**TASK:** Restate the records below word for word.
━━━━━━━━━━━━━━━━━━━━
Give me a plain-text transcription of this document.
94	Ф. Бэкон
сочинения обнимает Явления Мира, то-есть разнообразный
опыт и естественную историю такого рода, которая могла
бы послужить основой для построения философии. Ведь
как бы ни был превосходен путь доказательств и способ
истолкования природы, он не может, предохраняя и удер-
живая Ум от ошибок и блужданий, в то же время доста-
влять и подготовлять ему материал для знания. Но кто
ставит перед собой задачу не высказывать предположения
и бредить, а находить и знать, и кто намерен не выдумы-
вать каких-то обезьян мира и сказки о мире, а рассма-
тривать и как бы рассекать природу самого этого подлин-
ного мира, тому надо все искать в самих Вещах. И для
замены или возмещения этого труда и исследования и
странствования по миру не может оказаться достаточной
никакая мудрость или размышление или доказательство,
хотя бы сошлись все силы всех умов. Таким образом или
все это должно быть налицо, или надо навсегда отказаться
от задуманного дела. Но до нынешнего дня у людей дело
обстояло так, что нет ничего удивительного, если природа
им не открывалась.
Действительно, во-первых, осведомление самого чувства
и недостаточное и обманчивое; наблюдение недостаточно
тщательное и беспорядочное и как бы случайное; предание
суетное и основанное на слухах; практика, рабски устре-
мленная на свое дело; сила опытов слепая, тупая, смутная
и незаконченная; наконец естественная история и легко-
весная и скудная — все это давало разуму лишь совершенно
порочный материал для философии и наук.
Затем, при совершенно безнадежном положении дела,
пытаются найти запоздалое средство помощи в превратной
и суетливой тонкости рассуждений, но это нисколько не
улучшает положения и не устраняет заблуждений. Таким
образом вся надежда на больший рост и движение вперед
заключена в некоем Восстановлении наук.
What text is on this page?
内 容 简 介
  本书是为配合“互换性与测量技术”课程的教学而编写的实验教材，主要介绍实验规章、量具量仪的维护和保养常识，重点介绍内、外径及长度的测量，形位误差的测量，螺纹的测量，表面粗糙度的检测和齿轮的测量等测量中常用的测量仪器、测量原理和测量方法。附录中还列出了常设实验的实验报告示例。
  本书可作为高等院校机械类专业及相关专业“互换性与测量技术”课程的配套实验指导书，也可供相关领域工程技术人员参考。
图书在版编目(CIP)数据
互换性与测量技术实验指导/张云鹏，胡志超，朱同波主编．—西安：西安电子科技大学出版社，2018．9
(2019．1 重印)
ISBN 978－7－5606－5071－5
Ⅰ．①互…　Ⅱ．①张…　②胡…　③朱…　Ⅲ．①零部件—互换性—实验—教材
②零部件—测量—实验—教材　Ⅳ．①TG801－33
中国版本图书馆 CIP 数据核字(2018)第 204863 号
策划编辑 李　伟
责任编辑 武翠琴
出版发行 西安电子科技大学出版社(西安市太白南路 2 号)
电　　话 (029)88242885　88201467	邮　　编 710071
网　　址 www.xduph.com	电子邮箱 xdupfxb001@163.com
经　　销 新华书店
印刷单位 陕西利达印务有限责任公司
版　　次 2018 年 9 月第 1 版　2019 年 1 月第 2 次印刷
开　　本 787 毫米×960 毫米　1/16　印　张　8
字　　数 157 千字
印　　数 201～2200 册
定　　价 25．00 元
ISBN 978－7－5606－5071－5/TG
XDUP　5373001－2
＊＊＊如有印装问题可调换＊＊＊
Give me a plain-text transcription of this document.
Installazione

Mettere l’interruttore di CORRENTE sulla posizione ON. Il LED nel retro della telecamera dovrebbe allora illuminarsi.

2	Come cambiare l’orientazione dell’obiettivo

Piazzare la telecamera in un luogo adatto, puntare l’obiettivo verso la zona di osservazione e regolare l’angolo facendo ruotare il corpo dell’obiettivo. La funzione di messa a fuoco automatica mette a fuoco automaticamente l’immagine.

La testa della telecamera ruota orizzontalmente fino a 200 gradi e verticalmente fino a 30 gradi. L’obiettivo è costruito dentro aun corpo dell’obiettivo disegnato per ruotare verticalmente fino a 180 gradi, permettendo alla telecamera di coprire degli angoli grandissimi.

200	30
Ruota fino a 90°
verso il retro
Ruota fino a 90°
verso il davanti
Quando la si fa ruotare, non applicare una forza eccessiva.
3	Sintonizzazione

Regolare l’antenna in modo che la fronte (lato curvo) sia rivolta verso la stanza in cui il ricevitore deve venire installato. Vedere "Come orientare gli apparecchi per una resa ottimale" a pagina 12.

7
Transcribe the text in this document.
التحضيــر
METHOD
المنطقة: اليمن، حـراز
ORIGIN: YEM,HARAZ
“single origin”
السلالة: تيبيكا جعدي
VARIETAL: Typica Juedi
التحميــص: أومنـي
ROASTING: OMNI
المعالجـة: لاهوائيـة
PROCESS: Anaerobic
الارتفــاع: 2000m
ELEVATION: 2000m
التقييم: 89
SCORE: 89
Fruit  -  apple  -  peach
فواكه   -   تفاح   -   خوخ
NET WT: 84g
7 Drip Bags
━━━━━━━━━━━━━━━━━━━━
**EXERCISE ANSWER:**
Give me a plain-text transcription of this document.
94	Ф. Бэкон
сочинения обнимает Явления Мира, то-есть разнообразный
опыт и естественную историю такого рода, которая могла
бы послужить основой для построения философии. Ведь
как бы ни был превосходен путь доказательств и способ
истолкования природы, он не может, предохраняя и удер-
живая Ум от ошибок и блужданий, в то же время доста-
влять и подготовлять ему материал для знания. Но кто
ставит перед собой задачу не высказывать предположения
и бредить, а находить и знать, и кто намерен не выдумы-
вать каких-то обезьян мира и сказки о мире, а рассма-
тривать и как бы рассекать природу самого этого подлин-
ного мира, тому надо все искать в самих Вещах. И для
замены или возмещения этого труда и исследования и
странствования по миру не может оказаться достаточной
никакая мудрость или размышление или доказательство,
хотя бы сошлись все силы всех умов. Таким образом или
все это должно быть налицо, или надо навсегда отказаться
от задуманного дела. Но до нынешнего дня у людей дело
обстояло так, что нет ничего удивительного, если природа
им не открывалась.
Действительно, во-первых, осведомление самого чувства
и недостаточное и обманчивое; наблюдение недостаточно
тщательное и беспорядочное и как бы случайное; предание
суетное и основанное на слухах; практика, рабски устре-
мленная на свое дело; сила опытов слепая, тупая, смутная
и незаконченная; наконец естественная история и легко-
весная и скудная — все это давало разуму лишь совершенно
порочный материал для философии и наук.
Затем, при совершенно безнадежном положении дела,
пытаются найти запоздалое средство помощи в превратной
и суетливой тонкости рассуждений, но это нисколько не
улучшает положения и не устраняет заблуждений. Таким
образом вся надежда на больший рост и движение вперед
заключена в некоем Восстановлении наук.
What text is on this page?
内 容 简 介
  本书是为配合“互换性与测量技术”课程的教学而编写的实验教材，主要介绍实验规章、量具量仪的维护和保养常识，重点介绍内、外径及长度的测量，形位误差的测量，螺纹的测量，表面粗糙度的检测和齿轮的测量等测量中常用的测量仪器、测量原理和测量方法。附录中还列出了常设实验的实验报告示例。
  本书可作为高等院校机械类专业及相关专业“互换性与测量技术”课程的配套实验指导书，也可供相关领域工程技术人员参考。
图书在版编目(CIP)数据
互换性与测量技术实验指导/张云鹏，胡志超，朱同波主编．—西安：西安电子科技大学出版社，2018．9
(2019．1 重印)
ISBN 978－7－5606－5071－5
Ⅰ．①互…　Ⅱ．①张…　②胡…　③朱…　Ⅲ．①零部件—互换性—实验—教材
②零部件—测量—实验—教材　Ⅳ．①TG801－33
中国版本图书馆 CIP 数据核字(2018)第 204863 号
策划编辑 李　伟
责任编辑 武翠琴
出版发行 西安电子科技大学出版社(西安市太白南路 2 号)
电　　话 (029)88242885　88201467	邮　　编 710071
网　　址 www.xduph.com	电子邮箱 xdupfxb001@163.com
经　　销 新华书店
印刷单位 陕西利达印务有限责任公司
版　　次 2018 年 9 月第 1 版　2019 年 1 月第 2 次印刷
开　　本 787 毫米×960 毫米　1/16　印　张　8
字　　数 157 千字
印　　数 201～2200 册
定　　价 25．00 元
ISBN 978－7－5606－5071－5/TG
XDUP　5373001－2
＊＊＊如有印装问题可调换＊＊＊
Give me a plain-text transcription of this document.
Installazione

Mettere l’interruttore di CORRENTE sulla posizione ON. Il LED nel retro della telecamera dovrebbe allora illuminarsi.

2	Come cambiare l’orientazione dell’obiettivo

Piazzare la telecamera in un luogo adatto, puntare l’obiettivo verso la zona di osservazione e regolare l’angolo facendo ruotare il corpo dell’obiettivo. La funzione di messa a fuoco automatica mette a fuoco automaticamente l’immagine.

La testa della telecamera ruota orizzontalmente fino a 200 gradi e verticalmente fino a 30 gradi. L’obiettivo è costruito dentro aun corpo dell’obiettivo disegnato per ruotare verticalmente fino a 180 gradi, permettendo alla telecamera di coprire degli angoli grandissimi.

200	30
Ruota fino a 90°
verso il retro
Ruota fino a 90°
verso il davanti
Quando la si fa ruotare, non applicare una forza eccessiva.
3	Sintonizzazione

Regolare l’antenna in modo che la fronte (lato curvo) sia rivolta verso la stanza in cui il ricevitore deve venire installato. Vedere "Come orientare gli apparecchi per una resa ottimale" a pagina 12.

7
Transcribe the text in this document.
التحضيــر
METHOD
المنطقة: اليمن، حـراز
ORIGIN: YEM,HARAZ
“single origin”
السلالة: تيبيكا جعدي
VARIETAL: Typica Juedi
التحميــص: أومنـي
ROASTING: OMNI
المعالجـة: لاهوائيـة
PROCESS: Anaerobic
الارتفــاع: 2000m
ELEVATION: 2000m
التقييم: 89
SCORE: 89
Fruit  -  apple  -  peach
فواكه   -   تفاح   -   خوخ
NET WT: 84g
7 Drip Bags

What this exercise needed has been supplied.